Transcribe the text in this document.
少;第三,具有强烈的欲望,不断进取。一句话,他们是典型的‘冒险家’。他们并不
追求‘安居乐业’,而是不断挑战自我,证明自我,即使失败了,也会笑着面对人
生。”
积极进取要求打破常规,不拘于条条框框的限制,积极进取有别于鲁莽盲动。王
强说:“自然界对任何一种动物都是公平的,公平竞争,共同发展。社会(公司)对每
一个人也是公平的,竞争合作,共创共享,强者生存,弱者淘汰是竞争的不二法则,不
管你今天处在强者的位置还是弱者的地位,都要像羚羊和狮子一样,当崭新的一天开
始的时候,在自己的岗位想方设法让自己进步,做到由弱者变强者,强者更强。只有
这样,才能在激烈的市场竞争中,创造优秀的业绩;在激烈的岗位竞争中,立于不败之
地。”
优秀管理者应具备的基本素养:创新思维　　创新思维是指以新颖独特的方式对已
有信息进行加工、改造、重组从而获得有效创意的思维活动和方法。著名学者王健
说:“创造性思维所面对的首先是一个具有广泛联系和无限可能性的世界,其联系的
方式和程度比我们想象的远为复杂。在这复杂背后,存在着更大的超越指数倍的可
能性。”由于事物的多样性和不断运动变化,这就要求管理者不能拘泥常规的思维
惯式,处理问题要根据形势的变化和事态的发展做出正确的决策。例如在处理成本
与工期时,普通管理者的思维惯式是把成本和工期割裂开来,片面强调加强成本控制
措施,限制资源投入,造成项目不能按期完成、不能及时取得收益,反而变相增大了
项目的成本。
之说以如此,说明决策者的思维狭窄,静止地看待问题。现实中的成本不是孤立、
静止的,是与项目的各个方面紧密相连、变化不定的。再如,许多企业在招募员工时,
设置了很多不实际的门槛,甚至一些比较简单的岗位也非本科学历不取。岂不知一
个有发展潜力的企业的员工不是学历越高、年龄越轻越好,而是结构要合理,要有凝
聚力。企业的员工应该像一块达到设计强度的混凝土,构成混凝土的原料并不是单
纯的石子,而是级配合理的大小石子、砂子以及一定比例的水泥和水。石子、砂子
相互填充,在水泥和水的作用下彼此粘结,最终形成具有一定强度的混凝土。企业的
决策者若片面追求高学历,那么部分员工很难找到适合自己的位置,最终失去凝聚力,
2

Required task: Each line above must be reproduced exactly as it stands.

Response to the exercise:
Transcribe the text in this document.
少;第三,具有强烈的欲望,不断进取。一句话,他们是典型的‘冒险家’。他们并不
追求‘安居乐业’,而是不断挑战自我,证明自我,即使失败了,也会笑着面对人
生。”
积极进取要求打破常规,不拘于条条框框的限制,积极进取有别于鲁莽盲动。王
强说:“自然界对任何一种动物都是公平的,公平竞争,共同发展。社会(公司)对每
一个人也是公平的,竞争合作,共创共享,强者生存,弱者淘汰是竞争的不二法则,不
管你今天处在强者的位置还是弱者的地位,都要像羚羊和狮子一样,当崭新的一天开
始的时候,在自己的岗位想方设法让自己进步,做到由弱者变强者,强者更强。只有
这样,才能在激烈的市场竞争中,创造优秀的业绩;在激烈的岗位竞争中,立于不败之
地。”
优秀管理者应具备的基本素养:创新思维　　创新思维是指以新颖独特的方式对已
有信息进行加工、改造、重组从而获得有效创意的思维活动和方法。著名学者王健
说:“创造性思维所面对的首先是一个具有广泛联系和无限可能性的世界,其联系的
方式和程度比我们想象的远为复杂。在这复杂背后,存在着更大的超越指数倍的可
能性。”由于事物的多样性和不断运动变化,这就要求管理者不能拘泥常规的思维
惯式,处理问题要根据形势的变化和事态的发展做出正确的决策。例如在处理成本
与工期时,普通管理者的思维惯式是把成本和工期割裂开来,片面强调加强成本控制
措施,限制资源投入,造成项目不能按期完成、不能及时取得收益,反而变相增大了
项目的成本。
之说以如此,说明决策者的思维狭窄,静止地看待问题。现实中的成本不是孤立、
静止的,是与项目的各个方面紧密相连、变化不定的。再如,许多企业在招募员工时,
设置了很多不实际的门槛,甚至一些比较简单的岗位也非本科学历不取。岂不知一
个有发展潜力的企业的员工不是学历越高、年龄越轻越好,而是结构要合理,要有凝
聚力。企业的员工应该像一块达到设计强度的混凝土,构成混凝土的原料并不是单
纯的石子,而是级配合理的大小石子、砂子以及一定比例的水泥和水。石子、砂子
相互填充,在水泥和水的作用下彼此粘结,最终形成具有一定强度的混凝土。企业的
决策者若片面追求高学历,那么部分员工很难找到适合自己的位置,最终失去凝聚力,
2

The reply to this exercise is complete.